WORK REQUEST A >>
Answer these questions from the blog entries:
(i) At what time did the writer get out of bed to prepare the presentation slides?
(ii) In front of how many lecturers did the writer present?
(iii) Which posting starts next Monday?
WORK REQUEST B >> Write a continuation of the blog entries about exams and postings, beginning after their final sentence.

SOURCE PASSAGE >>
- Opening Delimiter -
I've found that these days I didn't blog very often like I used to, maybe cuz I got myself a tumblr account. Blogging, for me, it's just let myself express feelings and thoughts other than let my friends knowing about life. I like da reblog function of tumblr, whenever I found da words or phrase I like, as in, it explained what I'm feeling now or used to feel or I think it fits in any of my friends' situation. I will reblog it. I always face problem composing post with da correct words to explain how I feel cuz I have not enough vocabs in my mind. Keep repeating da same word. I guess I've found satisfaction when I get to reblog those tumblr post which explain exactly how I feel, so kind of not really care about my Mr. Just A Crap.

Yea, end posting exam is over today. Conclusion is, I should have sleep properly last night instead of hugging da thick textbook and struggling on my bed. Get my ass out of bed at 430am to prepare power point slide for presentation which barely use for 2 minutes cuz lecturer was rushing us and wanna skip some of the slides. It's really kind of tensed to present in front of 6 lecturers. I almost eat all my words. Folio, detailed data analysis, reports, presentation...everything came in last minutes. This is indeed a long week. I'm feeling very relieved right now. Guess will hit da bed early tonight. So far, 3rd is great and I'm very thankful for whatever I'm having now.

April 16, 2010

Graphssss, Piessssss

I don't like doing those data analysis. These few days, after came back from posting, only sit in front lappie handling those data and reports on microsoft word, excel SHIT, power point. SIENZ. Two more days, community medicine posting will be over. Overall, I only like da field trip part but not DATA analysis. Now kinda looking forward to paediatrics posting, starting next monday. I like cute babies. lol..One more thing, happy welcome back to my scootie.
- Closing Delimiter -
MATERIAL SHOWN >>
- Opening Delimiter -
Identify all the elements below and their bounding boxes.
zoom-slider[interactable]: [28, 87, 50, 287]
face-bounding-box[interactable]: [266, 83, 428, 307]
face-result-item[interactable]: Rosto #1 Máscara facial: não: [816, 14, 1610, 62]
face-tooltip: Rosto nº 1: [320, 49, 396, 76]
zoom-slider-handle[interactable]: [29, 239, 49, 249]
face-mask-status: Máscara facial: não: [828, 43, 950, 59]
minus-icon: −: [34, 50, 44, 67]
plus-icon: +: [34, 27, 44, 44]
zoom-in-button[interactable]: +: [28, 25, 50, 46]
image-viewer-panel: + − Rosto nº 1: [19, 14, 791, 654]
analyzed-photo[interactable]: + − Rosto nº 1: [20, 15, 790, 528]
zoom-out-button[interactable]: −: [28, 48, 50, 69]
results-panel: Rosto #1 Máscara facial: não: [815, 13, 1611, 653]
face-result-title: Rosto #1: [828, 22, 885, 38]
- Closing Delimiter -
ANSWER AREA A >>
(i) 430am
(ii) 6
(iii) The paediatrics posting

ANSWER AREA B >>
p/s: why nowadays a bit diff eh???it's not right...

April 13, 2010

Assures Me

I feel really sleepy for everyday 8am class. Almost every class, I dozed off. Community medicine posting almost coming to an end. End posting exam on this Saturday. Currently busy with data analysis and writing reports for every places that we've visited. Total of 9 including a WELL. LOL. Statistic department seem not so willing to  help us in data analysis. Now it's time to be greatful that we had MSP during 2nd year. Initially lecturers thought we don't know how to handling those data using computer so send us to statistic department. But the staff is not that helpful, we've learned nothing from them. Get back to classroom, each group took out laptops and working it on excel sheet. I guess da PG who in charged of us is surprised. I can see from his face.

April 10, 2010

Bored

Community medicine is really kind of bored lah... First two days of community diagnosis was kind of fun cuz it's something new to me. It's getting bored when come to 3rd, 4th, 5th day. Argh. Afternoon posting is very tiring la, keep on dozing off in class even in hospital. Yesterday, caught by lecturer some more. Haih.

ps: this post got a lot lah lah lah...Happy birthday, dad!!!!! Love you.

April 7, 2010

Exactly How I Feel

Face it

A lot of stuff happened recently, in silence. People know that, might not in detailed, people just don't want mention about it. I noticed there's changes. Maybe you, you and you too. Don't jump into conclusion when you're not giving a chance for others to explain themselves. For one thing that happened, need not dig out all da past negative stuff and superadded to it. It's just not fair. Why not put all da positive thingy or goodie thingy or those little small favors a person had done for you together, just to convince yourself to give a chance to him to explain or your mind to re-judge everything?

It's just disappointing. Third year, everyone too free huh?

Nothing Gonna Change

Went to Goa last Thursday, it changed not much since my last visit. I'm still loving it. Walking under da sun with beer in hand, sitting at da shack, enjoying meal and da beach scenery. These 3 days, I hardly drank plain water but only beer. I hope can visit Goa again before leaving Manipal.

Today is my birthday. Kind of old, lol. Had a simple dinner with a bunch of friends. And thanks for those "predicted" surprise when I back at home. I'm happy but don't know how to express it.